▶ Set exercise
Give the listing again character for character, but drop the images.

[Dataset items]

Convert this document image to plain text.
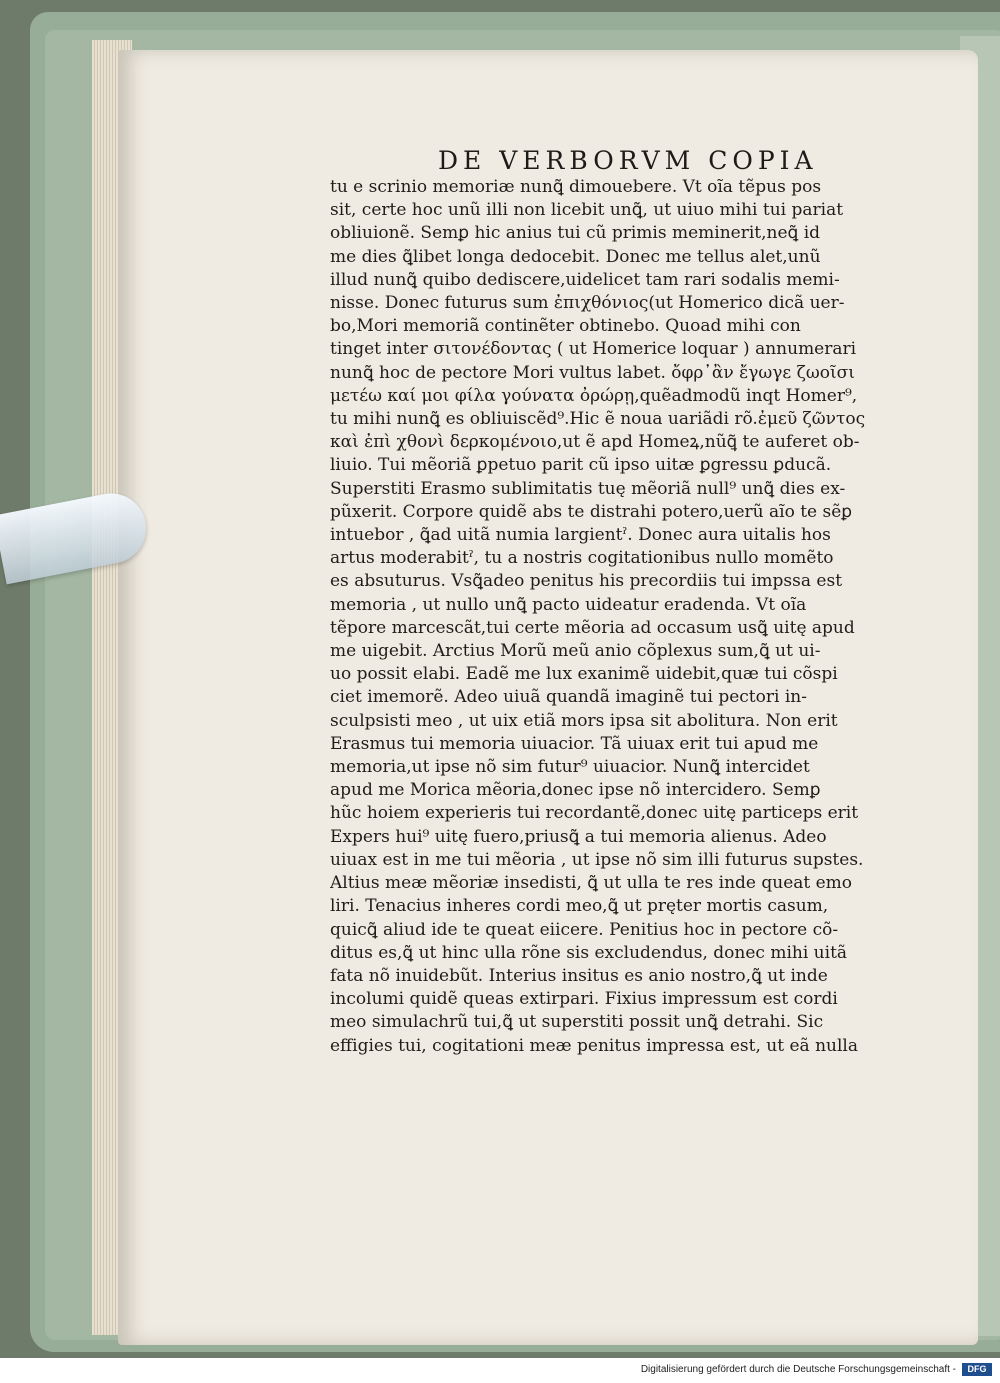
DE VERBORVM COPIA
tu e scrinio memoriæ nunꝗ̃ dimouebere. Vt oĩa tẽpus pos
sit, certe hoc unũ illi non licebit unꝗ̃, ut uiuo mihi tui pariat
obliuionẽ. Semꝑ hic anius tui cũ primis meminerit,neꝗ̃ id
me dies ꝗ̃libet longa dedocebit. Donec me tellus alet,unũ
illud nunꝗ̃ quibo dediscere,uidelicet tam rari sodalis memi-
nisse. Donec futurus sum ἐπιχθόνιος(ut Homerico dicã uer-
bo,Mori memoriã continẽter obtinebo. Quoad mihi con
tinget inter σιτονέδοντας ( ut Homerice loquar ) annumerari
nunꝗ̃ hoc de pectore Mori vultus labet. ὄφρ᾽ἂν ἔγωγε ζωοῖσι
μετέω καί μοι φίλα γούνατα ὀρώρῃ,quẽadmodũ inqt Homer⁹,
tu mihi nunꝗ̃ es obliuiscẽd⁹.Hic ẽ noua uariãdi rõ.ἐμεῦ ζῶντος
καὶ ἐπὶ χθονὶ δερκομένοιο,ut ẽ apd Homeꝝ,nũꝗ̃ te auferet ob-
liuio. Tui mẽoriã ꝑpetuo parit cũ ipso uitæ ꝑgressu ꝑducã.
Superstiti Erasmo sublimitatis tuę mẽoriã null⁹ unꝗ̃ dies ex-
pũxerit. Corpore quidẽ abs te distrahi potero,uerũ aĩo te sẽꝑ
intuebor , ꝗ̃ad uitã numia largientˀ. Donec aura uitalis hos
artus moderabitˀ, tu a nostris cogitationibus nullo momẽto
es absuturus. Vsꝗ̃adeo penitus his precordiis tui impssa est
memoria , ut nullo unꝗ̃ pacto uideatur eradenda. Vt oĩa
tẽpore marcescãt,tui certe mẽoria ad occasum usꝗ̃ uitę apud
me uigebit. Arctius Morũ meũ anio cõplexus sum,ꝗ̃ ut ui-
uo possit elabi. Eadẽ me lux exanimẽ uidebit,quæ tui cõspi
ciet imemorẽ. Adeo uiuã quandã imaginẽ tui pectori in-
sculpsisti meo , ut uix etiã mors ipsa sit abolitura. Non erit
Erasmus tui memoria uiuacior. Tã uiuax erit tui apud me
memoria,ut ipse nõ sim futur⁹ uiuacior. Nunꝗ̃ intercidet
apud me Morica mẽoria,donec ipse nõ intercidero. Semꝑ
hũc hoiem experieris tui recordantẽ,donec uitę particeps erit
Expers hui⁹ uitę fuero,priusꝗ̃ a tui memoria alienus. Adeo
uiuax est in me tui mẽoria , ut ipse nõ sim illi futurus supstes.
Altius meæ mẽoriæ insedisti, ꝗ̃ ut ulla te res inde queat emo
liri. Tenacius inheres cordi meo,ꝗ̃ ut pręter mortis casum,
quicꝗ̃ aliud ide te queat eiicere. Penitius hoc in pectore cõ-
ditus es,ꝗ̃ ut hinc ulla rõne sis excludendus, donec mihi uitã
fata nõ inuidebũt. Interius insitus es anio nostro,ꝗ̃ ut inde
incolumi quidẽ queas extirpari. Fixius impressum est cordi
meo simulachrũ tui,ꝗ̃ ut superstiti possit unꝗ̃ detrahi. Sic
effigies tui, cogitationi meæ penitus impressa est, ut eã nulla
Digitalisierung gefördert durch die Deutsche Forschungsgemeinschaft -	DFG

▶ Complete output
Convert this document image to plain text.
DE VERBORVM COPIA
tu e scrinio memoriæ nunꝗ̃ dimouebere. Vt oĩa tẽpus pos
sit, certe hoc unũ illi non licebit unꝗ̃, ut uiuo mihi tui pariat
obliuionẽ. Semꝑ hic anius tui cũ primis meminerit,neꝗ̃ id
me dies ꝗ̃libet longa dedocebit. Donec me tellus alet,unũ
illud nunꝗ̃ quibo dediscere,uidelicet tam rari sodalis memi-
nisse. Donec futurus sum ἐπιχθόνιος(ut Homerico dicã uer-
bo,Mori memoriã continẽter obtinebo. Quoad mihi con
tinget inter σιτονέδοντας ( ut Homerice loquar ) annumerari
nunꝗ̃ hoc de pectore Mori vultus labet. ὄφρ᾽ἂν ἔγωγε ζωοῖσι
μετέω καί μοι φίλα γούνατα ὀρώρῃ,quẽadmodũ inqt Homer⁹,
tu mihi nunꝗ̃ es obliuiscẽd⁹.Hic ẽ noua uariãdi rõ.ἐμεῦ ζῶντος
καὶ ἐπὶ χθονὶ δερκομένοιο,ut ẽ apd Homeꝝ,nũꝗ̃ te auferet ob-
liuio. Tui mẽoriã ꝑpetuo parit cũ ipso uitæ ꝑgressu ꝑducã.
Superstiti Erasmo sublimitatis tuę mẽoriã null⁹ unꝗ̃ dies ex-
pũxerit. Corpore quidẽ abs te distrahi potero,uerũ aĩo te sẽꝑ
intuebor , ꝗ̃ad uitã numia largientˀ. Donec aura uitalis hos
artus moderabitˀ, tu a nostris cogitationibus nullo momẽto
es absuturus. Vsꝗ̃adeo penitus his precordiis tui impssa est
memoria , ut nullo unꝗ̃ pacto uideatur eradenda. Vt oĩa
tẽpore marcescãt,tui certe mẽoria ad occasum usꝗ̃ uitę apud
me uigebit. Arctius Morũ meũ anio cõplexus sum,ꝗ̃ ut ui-
uo possit elabi. Eadẽ me lux exanimẽ uidebit,quæ tui cõspi
ciet imemorẽ. Adeo uiuã quandã imaginẽ tui pectori in-
sculpsisti meo , ut uix etiã mors ipsa sit abolitura. Non erit
Erasmus tui memoria uiuacior. Tã uiuax erit tui apud me
memoria,ut ipse nõ sim futur⁹ uiuacior. Nunꝗ̃ intercidet
apud me Morica mẽoria,donec ipse nõ intercidero. Semꝑ
hũc hoiem experieris tui recordantẽ,donec uitę particeps erit
Expers hui⁹ uitę fuero,priusꝗ̃ a tui memoria alienus. Adeo
uiuax est in me tui mẽoria , ut ipse nõ sim illi futurus supstes.
Altius meæ mẽoriæ insedisti, ꝗ̃ ut ulla te res inde queat emo
liri. Tenacius inheres cordi meo,ꝗ̃ ut pręter mortis casum,
quicꝗ̃ aliud ide te queat eiicere. Penitius hoc in pectore cõ-
ditus es,ꝗ̃ ut hinc ulla rõne sis excludendus, donec mihi uitã
fata nõ inuidebũt. Interius insitus es anio nostro,ꝗ̃ ut inde
incolumi quidẽ queas extirpari. Fixius impressum est cordi
meo simulachrũ tui,ꝗ̃ ut superstiti possit unꝗ̃ detrahi. Sic
effigies tui, cogitationi meæ penitus impressa est, ut eã nulla
Digitalisierung gefördert durch die Deutsche Forschungsgemeinschaft -	DFG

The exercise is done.